◆ Given exercise:
Give back the records below exactly, every one, with no pictures.

--- Listed entries ---

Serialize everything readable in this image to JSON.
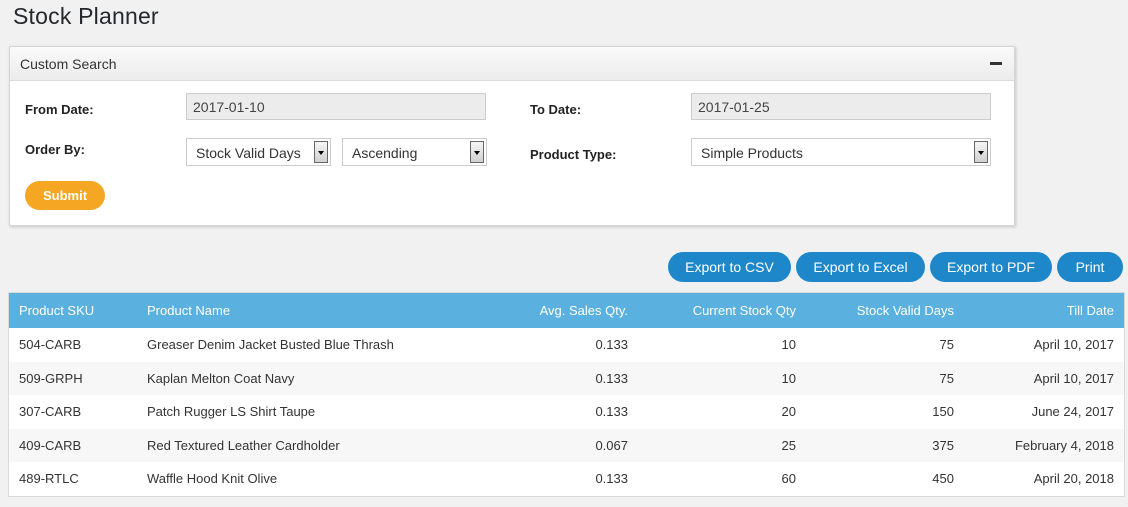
{
  "page": {
    "title": "Stock Planner"
  },
  "search": {
    "panel_title": "Custom Search",
    "from_date_label": "From Date:",
    "from_date_value": "2017-01-10",
    "to_date_label": "To Date:",
    "to_date_value": "2017-01-25",
    "order_by_label": "Order By:",
    "order_by_value": "Stock Valid Days",
    "order_direction_value": "Ascending",
    "product_type_label": "Product Type:",
    "product_type_value": "Simple Products",
    "submit_label": "Submit"
  },
  "actions": {
    "export_csv": "Export to CSV",
    "export_excel": "Export to Excel",
    "export_pdf": "Export to PDF",
    "print": "Print"
  },
  "table": {
    "headers": [
      "Product SKU",
      "Product Name",
      "Avg. Sales Qty.",
      "Current Stock Qty",
      "Stock Valid Days",
      "Till Date"
    ],
    "rows": [
      [
        "504-CARB",
        "Greaser Denim Jacket Busted Blue Thrash",
        "0.133",
        "10",
        "75",
        "April 10, 2017"
      ],
      [
        "509-GRPH",
        "Kaplan Melton Coat Navy",
        "0.133",
        "10",
        "75",
        "April 10, 2017"
      ],
      [
        "307-CARB",
        "Patch Rugger LS Shirt Taupe",
        "0.133",
        "20",
        "150",
        "June 24, 2017"
      ],
      [
        "409-CARB",
        "Red Textured Leather Cardholder",
        "0.067",
        "25",
        "375",
        "February 4, 2018"
      ],
      [
        "489-RTLC",
        "Waffle Hood Knit Olive",
        "0.133",
        "60",
        "450",
        "April 20, 2018"
      ]
    ]
  },
  "colors": {
    "submit": "#f5a623",
    "buttons": "#1e87c9",
    "table_header": "#5ab0de"
  },
  "icons": {
    "collapse": "minus-icon",
    "dropdown": "chevron-down-icon"
  }
}
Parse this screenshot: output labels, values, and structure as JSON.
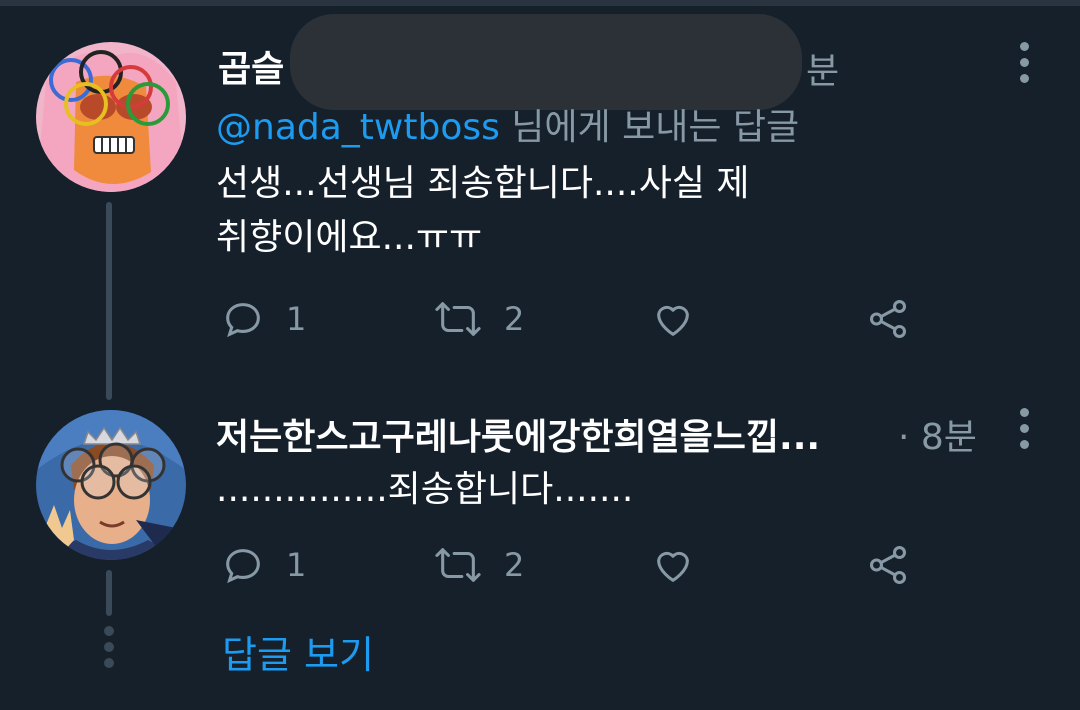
{
  "colors": {
    "background": "#15202b",
    "accent": "#1d9bf0",
    "muted": "#8899a6",
    "text": "#ffffff",
    "thread_line": "#3a4a59"
  },
  "tweet1": {
    "name": "곱슬",
    "time": "분",
    "reply_to_handle": "@nada_twtboss",
    "reply_to_suffix": " 님에게 보내는 답글",
    "text_line1": "선생...선생님 죄송합니다....사실 제",
    "text_line2": "취향이에요...ㅠㅠ",
    "reply_count": "1",
    "retweet_count": "2",
    "avatar_icon": "cartoon-face-with-glasses-avatar"
  },
  "tweet2": {
    "name": "저는한스고구레나룻에강한희열을느낍...",
    "time": "· 8분",
    "text": "...............죄송합니다.......",
    "reply_count": "1",
    "retweet_count": "2",
    "avatar_icon": "cartoon-prince-with-glasses-avatar"
  },
  "see_replies_label": "답글 보기",
  "icons": [
    "reply-icon",
    "retweet-icon",
    "like-icon",
    "share-icon",
    "more-icon"
  ]
}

---

◆ Written answer:
Serialize everything readable in this image to JSON.
{
  "page": {
    "title": "Stock Planner"
  },
  "search": {
    "panel_title": "Custom Search",
    "from_date_label": "From Date:",
    "from_date_value": "2017-01-10",
    "to_date_label": "To Date:",
    "to_date_value": "2017-01-25",
    "order_by_label": "Order By:",
    "order_by_value": "Stock Valid Days",
    "order_direction_value": "Ascending",
    "product_type_label": "Product Type:",
    "product_type_value": "Simple Products",
    "submit_label": "Submit"
  },
  "actions": {
    "export_csv": "Export to CSV",
    "export_excel": "Export to Excel",
    "export_pdf": "Export to PDF",
    "print": "Print"
  },
  "table": {
    "headers": [
      "Product SKU",
      "Product Name",
      "Avg. Sales Qty.",
      "Current Stock Qty",
      "Stock Valid Days",
      "Till Date"
    ],
    "rows": [
      [
        "504-CARB",
        "Greaser Denim Jacket Busted Blue Thrash",
        "0.133",
        "10",
        "75",
        "April 10, 2017"
      ],
      [
        "509-GRPH",
        "Kaplan Melton Coat Navy",
        "0.133",
        "10",
        "75",
        "April 10, 2017"
      ],
      [
        "307-CARB",
        "Patch Rugger LS Shirt Taupe",
        "0.133",
        "20",
        "150",
        "June 24, 2017"
      ],
      [
        "409-CARB",
        "Red Textured Leather Cardholder",
        "0.067",
        "25",
        "375",
        "February 4, 2018"
      ],
      [
        "489-RTLC",
        "Waffle Hood Knit Olive",
        "0.133",
        "60",
        "450",
        "April 20, 2018"
      ]
    ]
  },
  "colors": {
    "submit": "#f5a623",
    "buttons": "#1e87c9",
    "table_header": "#5ab0de"
  },
  "icons": {
    "collapse": "minus-icon",
    "dropdown": "chevron-down-icon"
  }
}
Parse this screenshot: output labels, values, and structure as JSON.
{
  "colors": {
    "background": "#15202b",
    "accent": "#1d9bf0",
    "muted": "#8899a6",
    "text": "#ffffff",
    "thread_line": "#3a4a59"
  },
  "tweet1": {
    "name": "곱슬",
    "time": "분",
    "reply_to_handle": "@nada_twtboss",
    "reply_to_suffix": " 님에게 보내는 답글",
    "text_line1": "선생...선생님 죄송합니다....사실 제",
    "text_line2": "취향이에요...ㅠㅠ",
    "reply_count": "1",
    "retweet_count": "2",
    "avatar_icon": "cartoon-face-with-glasses-avatar"
  },
  "tweet2": {
    "name": "저는한스고구레나룻에강한희열을느낍...",
    "time": "· 8분",
    "text": "...............죄송합니다.......",
    "reply_count": "1",
    "retweet_count": "2",
    "avatar_icon": "cartoon-prince-with-glasses-avatar"
  },
  "see_replies_label": "답글 보기",
  "icons": [
    "reply-icon",
    "retweet-icon",
    "like-icon",
    "share-icon",
    "more-icon"
  ]
}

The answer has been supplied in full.